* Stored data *
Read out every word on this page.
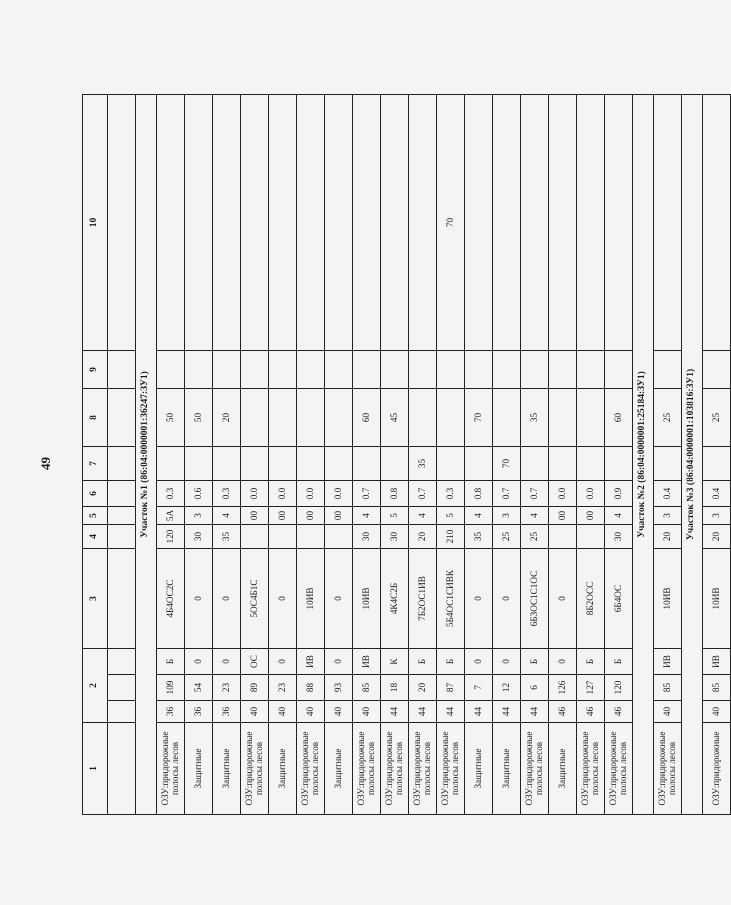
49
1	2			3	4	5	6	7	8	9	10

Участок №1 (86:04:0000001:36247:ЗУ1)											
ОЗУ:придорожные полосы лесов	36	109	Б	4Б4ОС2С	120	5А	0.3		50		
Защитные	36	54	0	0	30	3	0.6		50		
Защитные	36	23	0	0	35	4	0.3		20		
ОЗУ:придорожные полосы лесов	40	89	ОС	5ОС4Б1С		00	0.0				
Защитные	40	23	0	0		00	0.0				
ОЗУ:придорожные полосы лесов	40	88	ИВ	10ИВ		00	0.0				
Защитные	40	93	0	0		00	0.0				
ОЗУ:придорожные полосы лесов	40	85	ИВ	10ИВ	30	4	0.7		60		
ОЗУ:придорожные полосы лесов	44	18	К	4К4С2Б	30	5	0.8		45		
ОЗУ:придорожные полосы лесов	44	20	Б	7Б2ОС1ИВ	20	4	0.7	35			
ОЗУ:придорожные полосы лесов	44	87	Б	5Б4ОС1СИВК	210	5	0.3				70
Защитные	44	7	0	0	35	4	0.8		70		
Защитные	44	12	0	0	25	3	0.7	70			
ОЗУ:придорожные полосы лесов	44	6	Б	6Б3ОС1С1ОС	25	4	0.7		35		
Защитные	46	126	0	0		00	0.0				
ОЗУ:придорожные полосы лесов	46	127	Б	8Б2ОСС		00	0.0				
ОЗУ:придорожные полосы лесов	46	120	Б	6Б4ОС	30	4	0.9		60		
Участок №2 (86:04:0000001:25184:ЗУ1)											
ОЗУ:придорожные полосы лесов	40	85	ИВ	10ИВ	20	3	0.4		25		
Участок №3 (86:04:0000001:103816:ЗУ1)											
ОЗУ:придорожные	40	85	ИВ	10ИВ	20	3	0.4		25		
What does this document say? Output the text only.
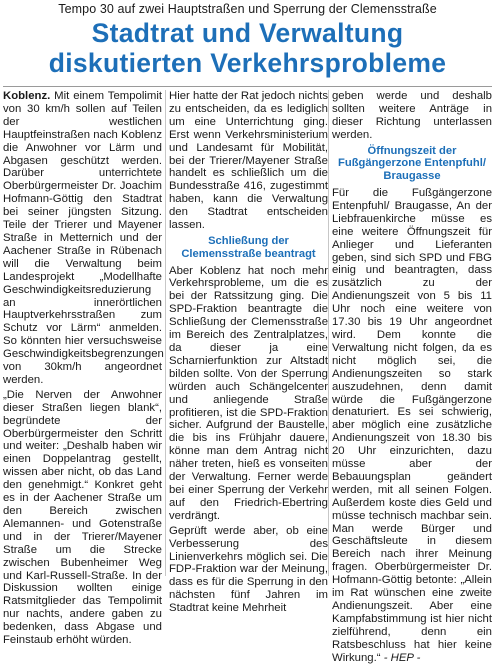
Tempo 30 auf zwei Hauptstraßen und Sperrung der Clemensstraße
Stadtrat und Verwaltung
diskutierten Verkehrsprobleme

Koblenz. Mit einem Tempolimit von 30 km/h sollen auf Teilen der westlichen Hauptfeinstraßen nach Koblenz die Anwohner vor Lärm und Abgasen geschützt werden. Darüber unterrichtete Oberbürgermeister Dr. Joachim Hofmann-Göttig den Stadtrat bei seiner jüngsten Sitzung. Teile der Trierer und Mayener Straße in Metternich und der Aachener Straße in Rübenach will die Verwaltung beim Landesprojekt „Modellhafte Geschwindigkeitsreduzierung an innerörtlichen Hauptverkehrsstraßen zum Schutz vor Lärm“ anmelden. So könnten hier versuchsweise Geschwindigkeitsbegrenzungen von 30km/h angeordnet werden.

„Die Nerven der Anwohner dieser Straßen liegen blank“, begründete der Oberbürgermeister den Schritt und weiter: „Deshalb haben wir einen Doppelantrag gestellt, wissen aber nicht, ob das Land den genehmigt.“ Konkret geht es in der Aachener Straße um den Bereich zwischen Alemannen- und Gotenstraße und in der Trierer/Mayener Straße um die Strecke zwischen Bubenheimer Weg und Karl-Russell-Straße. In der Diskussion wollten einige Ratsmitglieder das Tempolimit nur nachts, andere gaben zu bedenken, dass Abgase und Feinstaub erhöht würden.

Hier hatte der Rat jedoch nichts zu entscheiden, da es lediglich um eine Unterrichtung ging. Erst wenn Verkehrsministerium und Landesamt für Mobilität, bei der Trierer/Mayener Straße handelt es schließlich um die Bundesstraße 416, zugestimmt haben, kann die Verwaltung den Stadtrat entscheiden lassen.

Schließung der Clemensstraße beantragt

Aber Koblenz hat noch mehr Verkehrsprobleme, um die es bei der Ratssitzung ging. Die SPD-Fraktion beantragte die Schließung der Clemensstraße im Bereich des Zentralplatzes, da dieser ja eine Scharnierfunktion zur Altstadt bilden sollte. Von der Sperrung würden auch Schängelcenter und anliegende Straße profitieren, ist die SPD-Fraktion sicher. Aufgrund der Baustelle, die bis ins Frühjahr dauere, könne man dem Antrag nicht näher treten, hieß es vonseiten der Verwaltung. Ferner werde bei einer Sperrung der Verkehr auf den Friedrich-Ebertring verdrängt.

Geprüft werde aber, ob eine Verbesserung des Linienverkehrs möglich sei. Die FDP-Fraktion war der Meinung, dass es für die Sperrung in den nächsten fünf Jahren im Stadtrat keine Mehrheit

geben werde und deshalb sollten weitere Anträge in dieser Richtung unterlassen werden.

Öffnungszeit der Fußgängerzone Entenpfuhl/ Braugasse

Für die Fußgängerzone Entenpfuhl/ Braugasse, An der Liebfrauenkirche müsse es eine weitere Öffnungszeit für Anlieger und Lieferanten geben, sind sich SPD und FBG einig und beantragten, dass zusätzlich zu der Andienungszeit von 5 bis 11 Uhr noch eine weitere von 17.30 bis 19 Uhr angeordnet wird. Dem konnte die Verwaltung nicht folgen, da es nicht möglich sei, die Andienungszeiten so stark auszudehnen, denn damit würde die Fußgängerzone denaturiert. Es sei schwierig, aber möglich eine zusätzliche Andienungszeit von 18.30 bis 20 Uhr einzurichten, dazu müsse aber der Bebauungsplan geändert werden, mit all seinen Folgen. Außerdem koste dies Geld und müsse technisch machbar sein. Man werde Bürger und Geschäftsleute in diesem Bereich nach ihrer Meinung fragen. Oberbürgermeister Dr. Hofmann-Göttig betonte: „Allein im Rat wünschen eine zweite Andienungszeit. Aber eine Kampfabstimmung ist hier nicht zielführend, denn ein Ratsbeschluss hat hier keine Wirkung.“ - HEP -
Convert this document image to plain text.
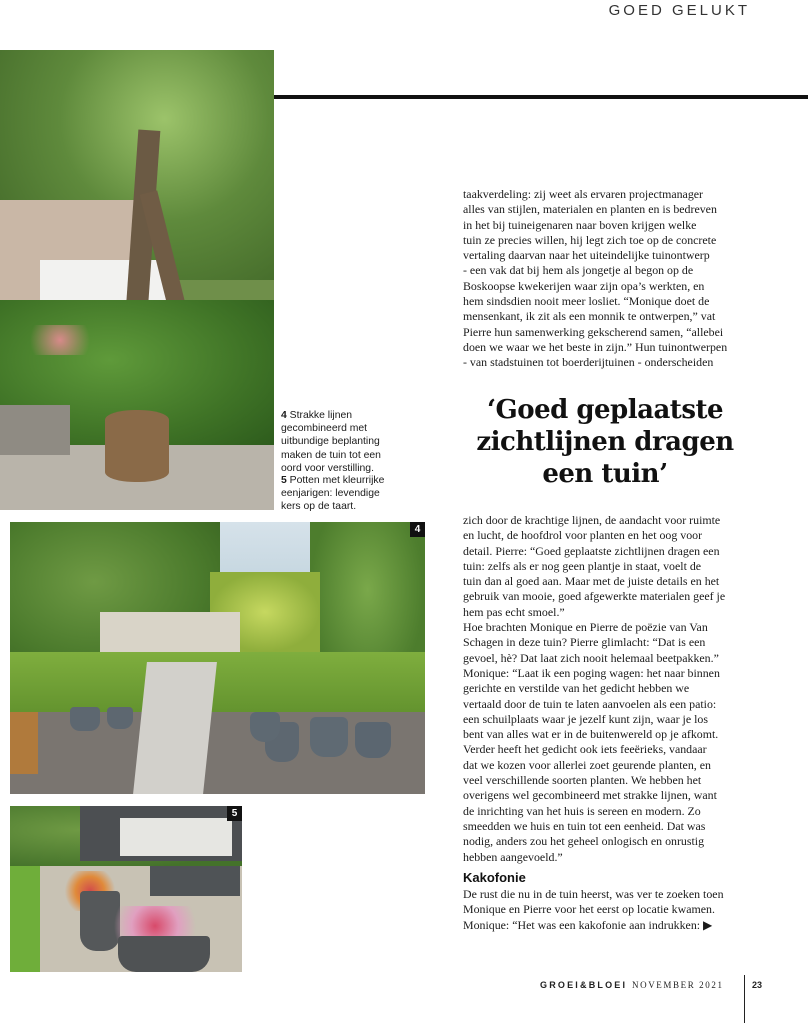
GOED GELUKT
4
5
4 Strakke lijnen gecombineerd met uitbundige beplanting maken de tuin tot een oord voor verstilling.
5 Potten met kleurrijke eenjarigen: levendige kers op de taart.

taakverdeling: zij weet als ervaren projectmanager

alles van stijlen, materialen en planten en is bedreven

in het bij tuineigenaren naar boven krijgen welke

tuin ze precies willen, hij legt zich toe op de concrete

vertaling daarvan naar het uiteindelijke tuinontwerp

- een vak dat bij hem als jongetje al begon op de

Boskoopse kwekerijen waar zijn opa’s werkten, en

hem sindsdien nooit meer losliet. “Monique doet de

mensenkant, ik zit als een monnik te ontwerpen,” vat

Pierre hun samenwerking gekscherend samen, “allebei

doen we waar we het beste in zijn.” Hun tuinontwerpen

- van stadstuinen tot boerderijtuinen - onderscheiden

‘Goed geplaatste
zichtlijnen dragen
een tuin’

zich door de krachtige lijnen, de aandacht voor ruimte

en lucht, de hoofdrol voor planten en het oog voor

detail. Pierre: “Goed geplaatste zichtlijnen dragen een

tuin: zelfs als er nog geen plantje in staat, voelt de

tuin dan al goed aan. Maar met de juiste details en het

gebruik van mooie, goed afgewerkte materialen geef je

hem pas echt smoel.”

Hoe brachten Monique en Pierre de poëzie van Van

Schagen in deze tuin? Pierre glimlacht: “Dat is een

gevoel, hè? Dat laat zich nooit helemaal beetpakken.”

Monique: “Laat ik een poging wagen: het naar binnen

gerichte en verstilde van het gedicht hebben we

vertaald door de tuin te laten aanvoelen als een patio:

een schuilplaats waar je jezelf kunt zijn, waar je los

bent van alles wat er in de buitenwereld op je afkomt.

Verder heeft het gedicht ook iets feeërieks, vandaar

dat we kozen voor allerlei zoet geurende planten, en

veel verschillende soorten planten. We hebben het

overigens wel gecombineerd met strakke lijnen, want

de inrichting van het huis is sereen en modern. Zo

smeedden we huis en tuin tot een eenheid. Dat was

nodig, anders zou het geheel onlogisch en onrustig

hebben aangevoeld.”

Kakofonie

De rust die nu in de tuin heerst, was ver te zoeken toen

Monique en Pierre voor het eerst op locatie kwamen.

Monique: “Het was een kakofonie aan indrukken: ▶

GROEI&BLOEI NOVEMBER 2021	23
--
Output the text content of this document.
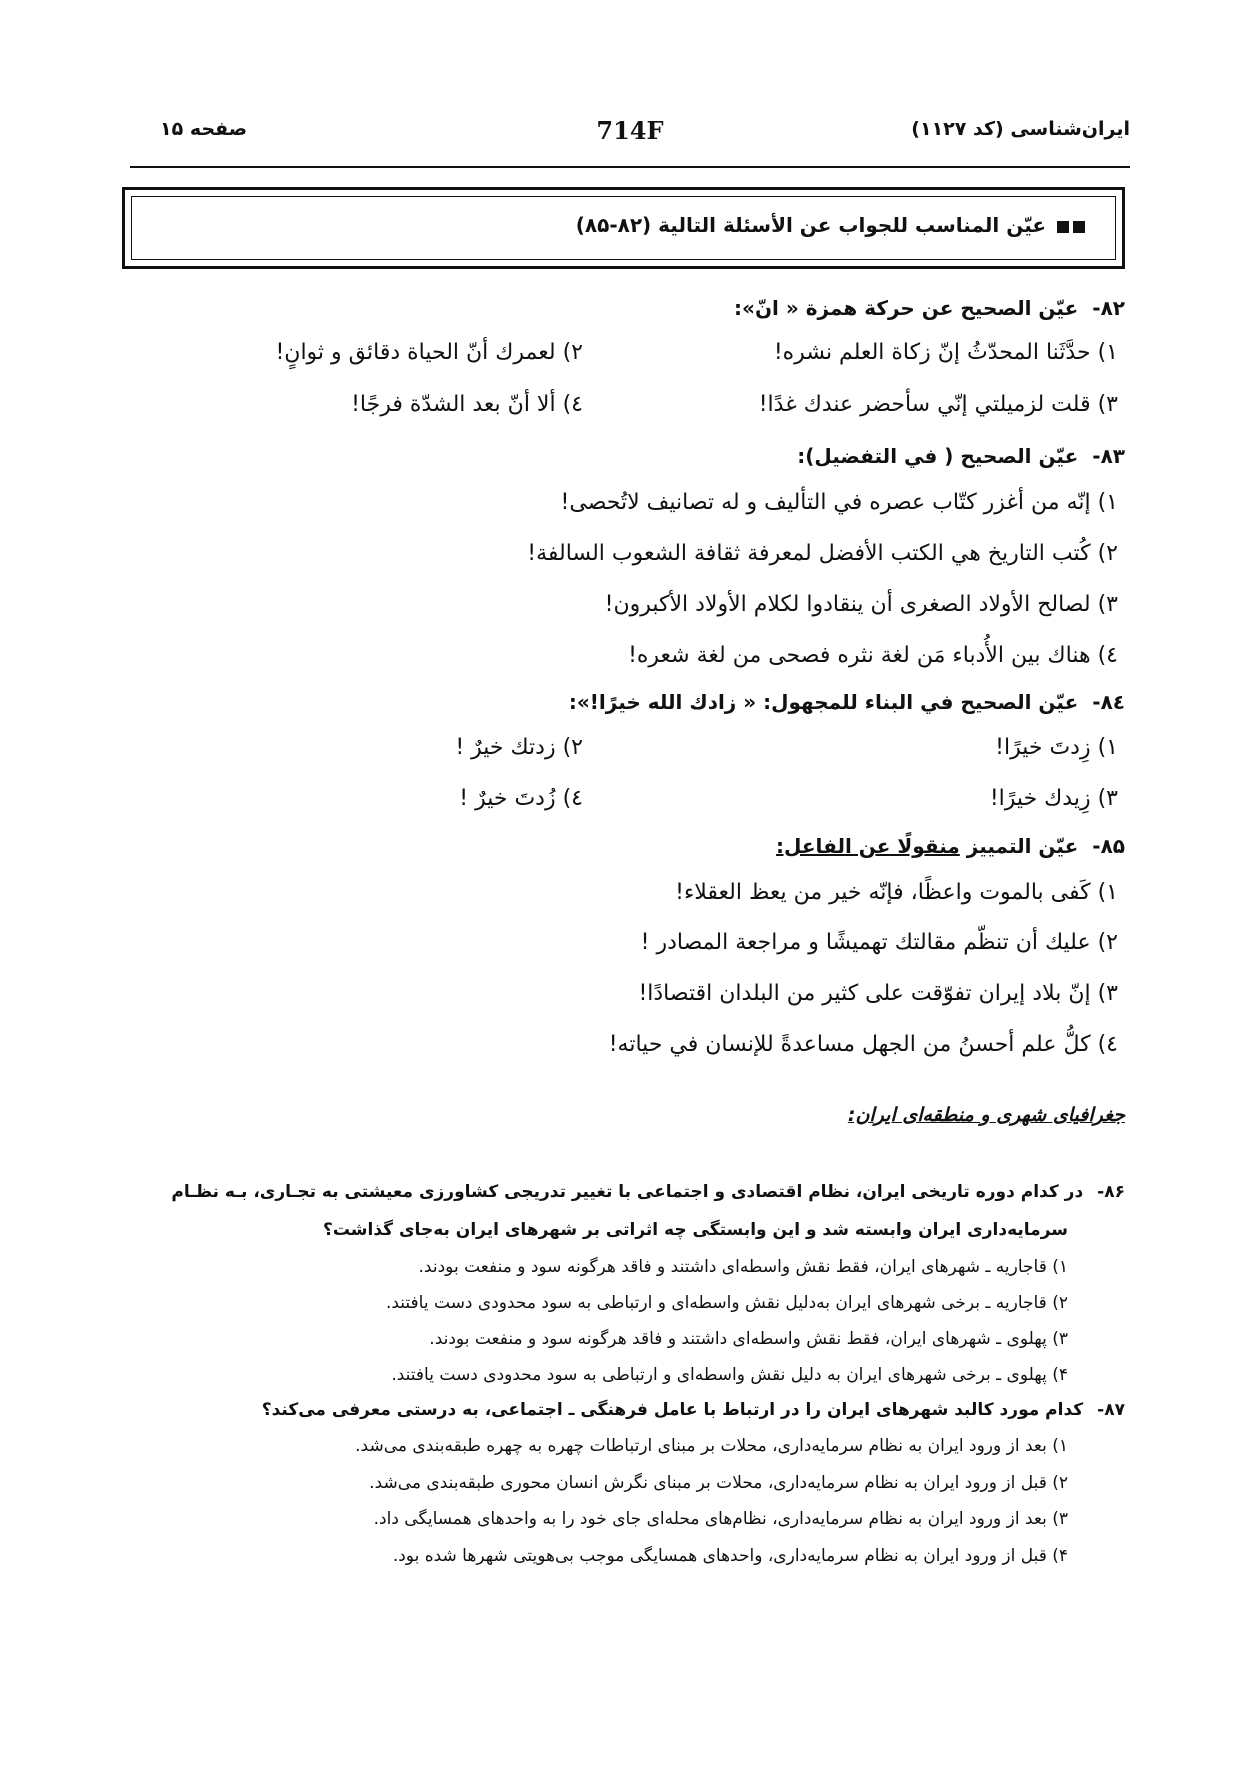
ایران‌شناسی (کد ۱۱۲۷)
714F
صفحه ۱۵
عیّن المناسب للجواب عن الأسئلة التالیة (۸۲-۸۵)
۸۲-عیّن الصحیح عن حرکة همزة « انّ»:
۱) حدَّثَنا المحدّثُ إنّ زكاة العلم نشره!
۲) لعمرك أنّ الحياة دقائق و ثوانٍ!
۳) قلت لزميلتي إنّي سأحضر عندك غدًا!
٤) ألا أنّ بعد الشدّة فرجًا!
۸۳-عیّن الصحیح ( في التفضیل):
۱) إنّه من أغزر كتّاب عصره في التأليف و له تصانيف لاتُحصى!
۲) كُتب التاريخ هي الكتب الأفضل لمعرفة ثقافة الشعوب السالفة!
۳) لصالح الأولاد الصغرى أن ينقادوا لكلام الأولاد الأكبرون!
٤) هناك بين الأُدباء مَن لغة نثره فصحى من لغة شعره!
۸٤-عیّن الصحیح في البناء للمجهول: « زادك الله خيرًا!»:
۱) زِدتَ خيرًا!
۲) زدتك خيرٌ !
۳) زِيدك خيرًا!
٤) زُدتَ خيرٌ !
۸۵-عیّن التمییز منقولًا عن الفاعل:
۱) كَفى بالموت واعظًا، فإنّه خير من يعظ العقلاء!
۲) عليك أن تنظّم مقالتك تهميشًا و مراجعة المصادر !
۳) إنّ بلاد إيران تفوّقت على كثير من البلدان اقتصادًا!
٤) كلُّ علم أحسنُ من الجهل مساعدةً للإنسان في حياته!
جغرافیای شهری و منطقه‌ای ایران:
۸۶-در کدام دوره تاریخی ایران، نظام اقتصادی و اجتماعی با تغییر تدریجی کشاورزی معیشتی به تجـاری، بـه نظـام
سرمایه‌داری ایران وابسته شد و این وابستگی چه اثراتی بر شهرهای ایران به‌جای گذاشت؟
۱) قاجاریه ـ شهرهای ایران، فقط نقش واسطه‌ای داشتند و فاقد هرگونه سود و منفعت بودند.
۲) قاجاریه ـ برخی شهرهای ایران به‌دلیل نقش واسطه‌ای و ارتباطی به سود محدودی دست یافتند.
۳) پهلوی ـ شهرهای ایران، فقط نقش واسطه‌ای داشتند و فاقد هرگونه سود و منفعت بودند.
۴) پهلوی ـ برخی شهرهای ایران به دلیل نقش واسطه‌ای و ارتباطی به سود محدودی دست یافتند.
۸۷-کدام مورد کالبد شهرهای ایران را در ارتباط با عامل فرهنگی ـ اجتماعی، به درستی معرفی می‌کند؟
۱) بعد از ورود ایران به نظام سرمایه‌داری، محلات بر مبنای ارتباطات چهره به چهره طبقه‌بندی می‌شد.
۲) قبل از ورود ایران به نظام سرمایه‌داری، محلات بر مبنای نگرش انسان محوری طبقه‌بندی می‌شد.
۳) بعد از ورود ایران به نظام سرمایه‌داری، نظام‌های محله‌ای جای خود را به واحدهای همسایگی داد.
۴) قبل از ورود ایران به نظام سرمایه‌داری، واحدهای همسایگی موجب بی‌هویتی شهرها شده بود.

* GIVEN EXERCISE *
List every line above containing the word "هرگونه".

* RESULT OF THE EXERCISE *
۱) قاجاریه ـ شهرهای ایران، فقط نقش واسطه‌ای داشتند و فاقد هرگونه سود و منفعت بودند.
۳) پهلوی ـ شهرهای ایران، فقط نقش واسطه‌ای داشتند و فاقد هرگونه سود و منفعت بودند.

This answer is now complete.